### Problema proposto 1:
Responda às perguntas abaixo com base no texto sobre métodos quantitativos e qualitativos.
(a) Qual seria o método de referência das ciências cujos fenómenos são matematizáveis?
(b) Em que se apoiam as metodologias de estudo surgidas nas ciências que estudam fenómenos humanos?
(c) Segundo Karl Popper, o que é que os factos nos garantem?
### Problema proposto 2:
Transcreva o trecho do texto sobre métodos quantitativos e qualitativos que começa em "8. A Questão" e termina em "resultados da investigação?".

### Bloco de texto:
8. Métodos Quantitativos e Métodos Qualitativos
A distinção entre
ciências da natureza e as ciências sociais e humanas, acabou
por estimular a consagração de dois
tipos de metodologias, as quantitativas e as qualitativas.
a) As metodologias quantitativas seriam as
mais apropriadas para todos os fenómenos matematizáveis, como os que ocorrem na natureza.
A método de referência destas ciências seria o método
experimental. Tratam-se de metodologias reconhecidas como muito
objectivas, que nos dão uma explicação precisa dos fenómenos
observados.
b)As metodologias qualitativas seriam as mais
recomendáveis para o estudo de fenómenos mais complexos, como os humanos.
Nestas ciências acabaram por aparecer toda uma série de metodologias
de estudo, apoiadas em análises de conteúdo de documentos,
entrevistas, observações participantes, etc., procurando dar conta
de aspectos específicos da realidade humana. Tratam-se de
metodologias onde são mais evidentes os conflitos de
interpretações, e notória a subjectividade do cientista.
Esta distinção originou
igualmente uma dicotomia interminável de conceitos
(objectividade/subjectividade, quantidade/qualidade, explicação/compreensão,etc),
que pretendem traduzir o fosso que existiria entre os dois tipos
de ciências e de metodologias. Embora ainda muito
difundida, não tem qualquer fundamento objectivo, na medida que nada impede que
um cientista aplique um ou outro método, num ou noutro tipo de
ciência.
8. A Questão da cientificidade
A questão decisiva em qualquer ciência
é, contudo, sempre a mesma: o que permite garantir a validade dos dados
e das teorias, isto é, conferir legitimidade científica aos
resultados da investigação?
A confrontação com os factos continua a
ser o critério essencial para a validação dos dados ou de uma
teoria. Mas estes, como Karl Popper afirmou, não nos garantem a
verdade, mas apenas a refutabilidade ou não das hipóteses colocadas.

### Secção de dados:
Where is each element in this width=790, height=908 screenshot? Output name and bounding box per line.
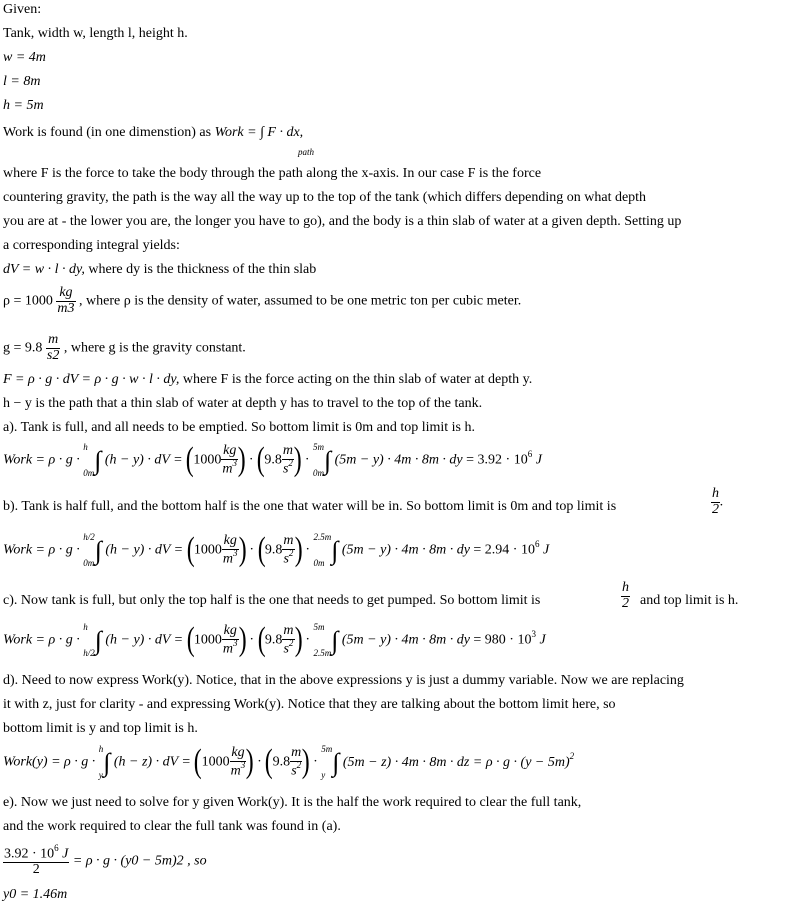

### Resposta correta 1:
(a) O método experimental.
(b) Em análises de conteúdo de documentos, entrevistas, observações participantes, etc.
(c) Não nos garantem a verdade, mas apenas a refutabilidade ou não das hipóteses colocadas.

### Resposta correta 2:
8. A Questão da cientificidade
A questão decisiva em qualquer ciência
é, contudo, sempre a mesma: o que permite garantir a validade dos dados
e das teorias, isto é, conferir legitimidade científica aos
resultados da investigação?